### Document
◇ ◇ ◇ ◇ ◇ ◇ ◇

Ford Creates Fake Marketing Research Company for "Swap your Ride" Campaign
In a recent blog, Toby Bloomberg complains "What is wrong with marketers and advertisers?"
She points readers to Ford's recent advertising campaign, "Swap Your Ride," which includes a television commercial with this voiceover: "We didn't tell them we were from Ford; we told them it was... market research." The tag line on Ford's website supporting the campaign reads - "No Scripts Or Prompts. Just Real People. Telling Real Stories." (Bloomberg adds slyly, "To a Fake Marketing Research Company.")
Officially: "To ensure the authenticity of the responses, Ford made certain none of the consumers knew beforehand that they were participating in a Ford-sponsored event. To keep its participation under wraps, Ford created a market research company, 'In Home Test Drive Experience LLC,' to recruit almost 90 competitive vehicle owners to evaluate one of 11 Ford vehicles, including a Ford Fusion, Focus, Mustang, Taurus, Edge, Escape, Escape Hybrid, Expedition, Expedition EL, F-150 or F-Series Super Duty during a week-long test drive."

◇ ◇ ◇ ◇ ◇ ◇ ◇

### Supplied material

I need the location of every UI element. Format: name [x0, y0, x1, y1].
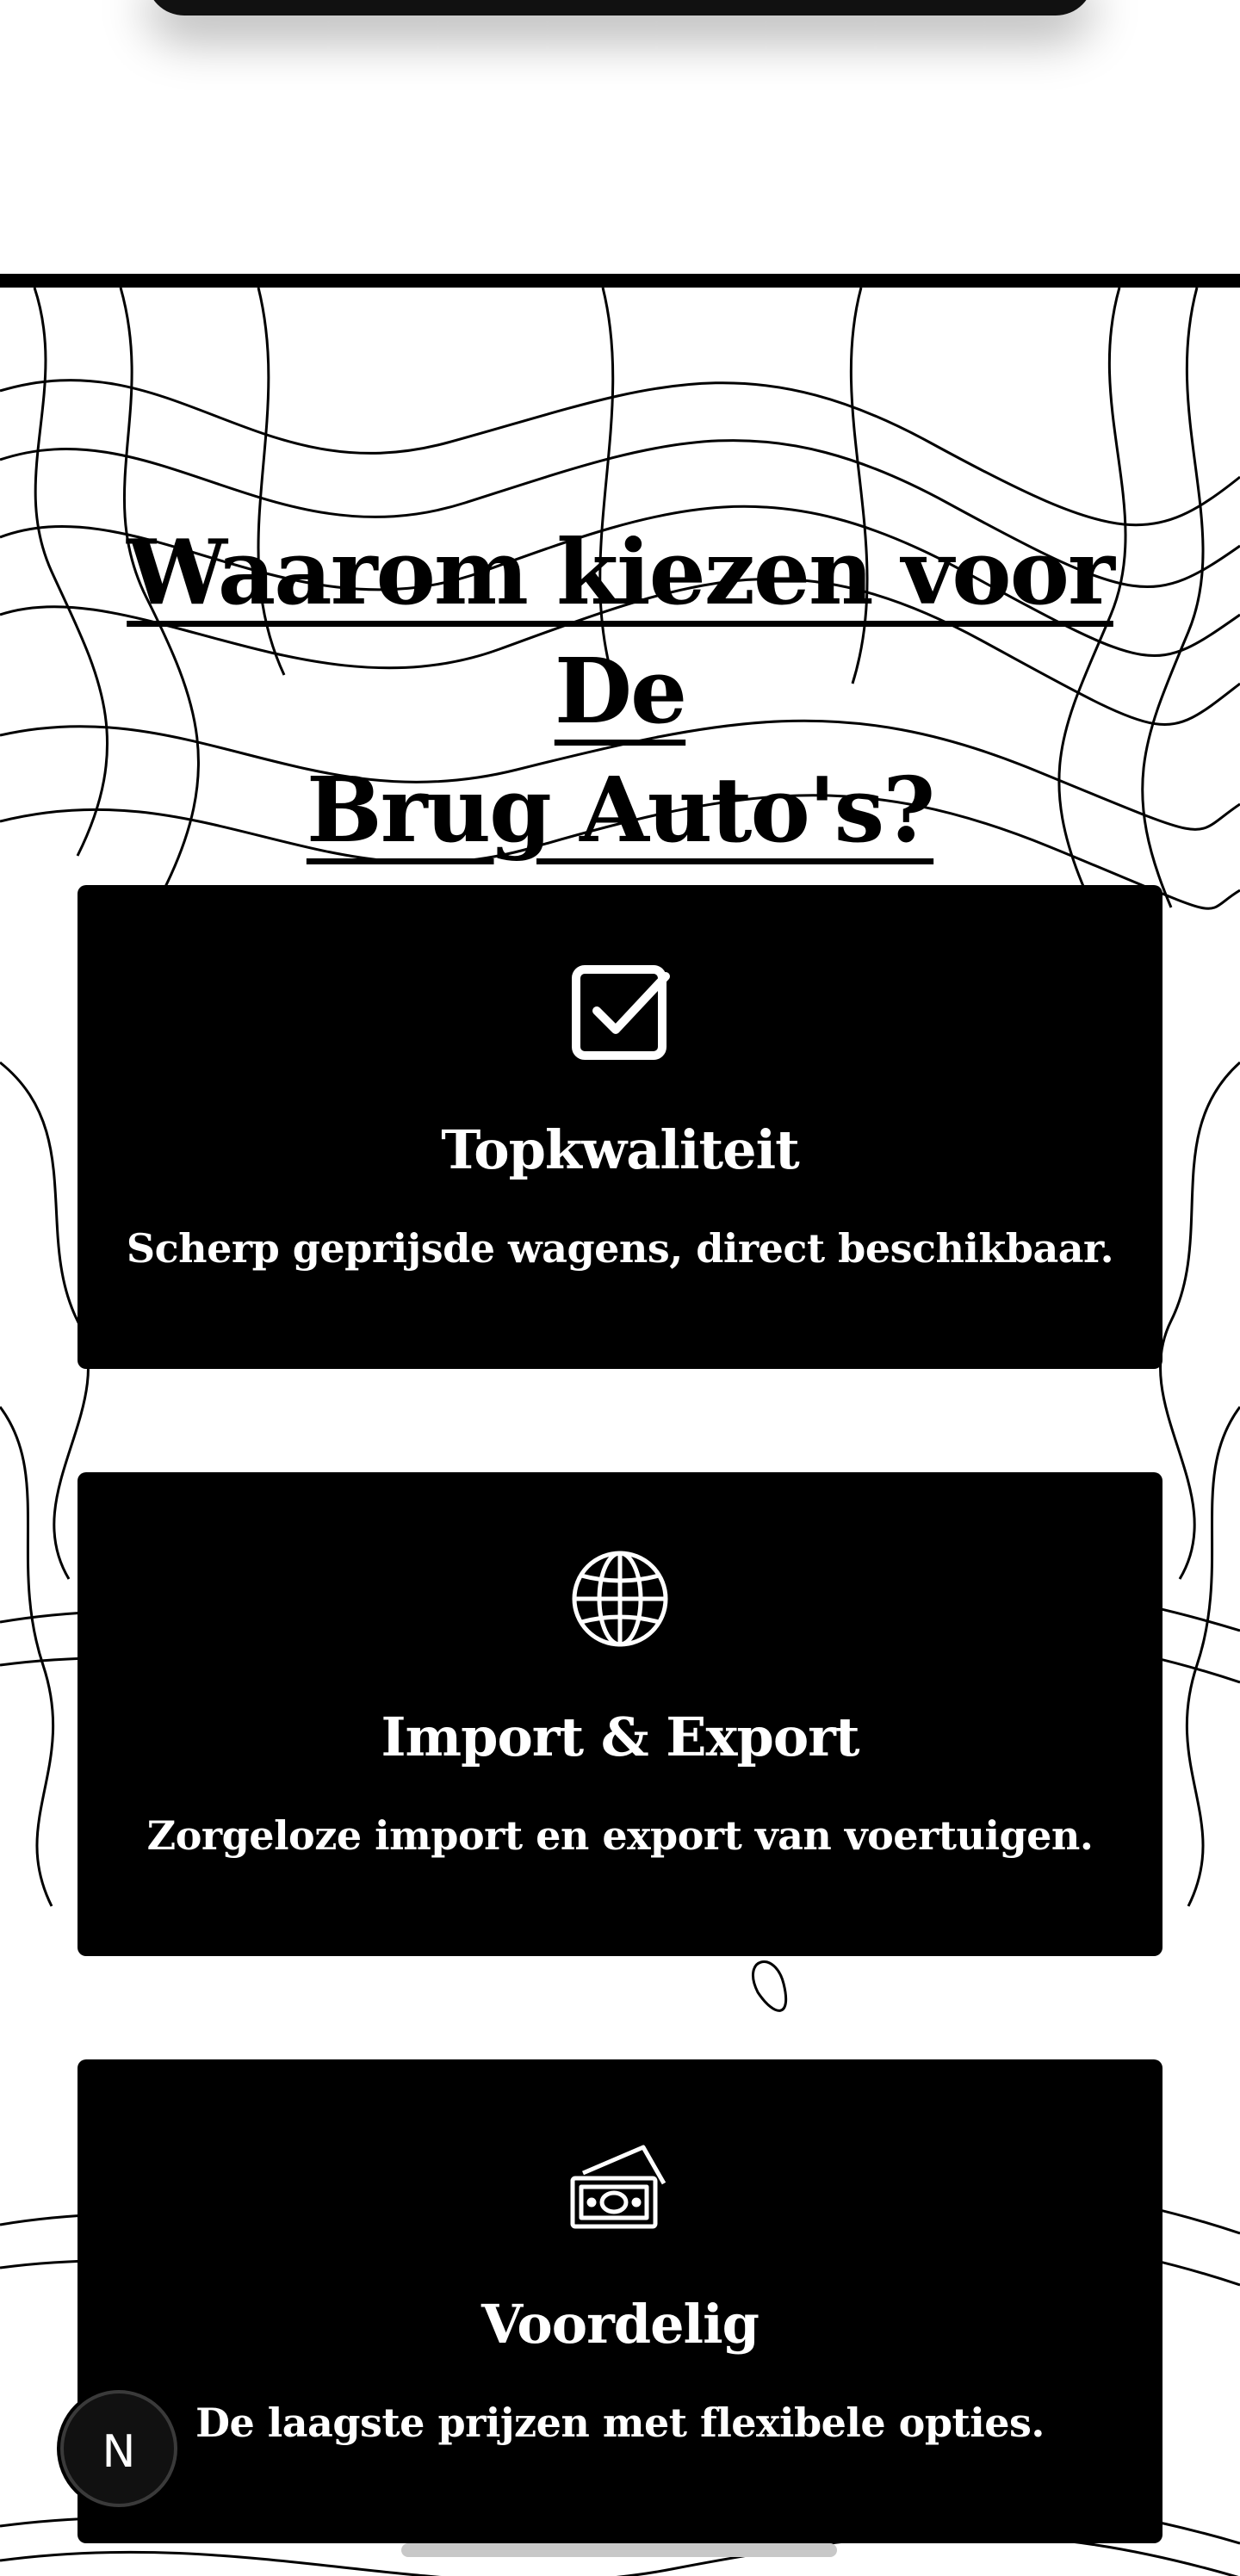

◇ ◇ ◇ ◇ ◇ ◇ ◇

### Tasks
1. Answer these questions using the article about Ford's "Swap Your Ride" campaign:
(a) Who wrote the blog complaining about marketers and advertisers?
(b) What name did Ford give to the market research company it created?
(c) How long did each test drive last?
2. Carry the article about Ford's "Swap Your Ride" campaign forward from its final sentence.
The listing is separate material and does not belong to the article about Ford's "Swap Your Ride" campaign.

### Outputs in order
1.
(a) Toby Bloomberg
(b) In Home Test Drive Experience LLC
(c) One week

2.
As one who has had several opportunities to evaluate vehicles with extended seat time, it's seems easy to love any new car with a full tank of gas that displaces one's own 'ordinary transportation' for a few days. I'm immediately curious to know how many of those "Real People" didn't love their week-long swap, and preferred to keep their own regular ride.
According to official PR, "Swap Your Ride" participants were asked before and after their test-drive experience whether they would be open to purchasing or leasing a Ford vehicle in the future. The results: Purchase consideration following consumers' week-long product evaluation doubled to nearly 80 percent.
Bloomberg also asks: "Is this stealth marketing? Sounds like gray marketing at the very least to me. Not to mention that I feel it discredits the marketing research industry."
She also wonders what will happen the next time Ford (and I add, "or any other manufacturer") conducts "real research." Will respondents, who saw the commercial, assume that they're talking to a 'Fake Marketing Research Company?'
What do you think?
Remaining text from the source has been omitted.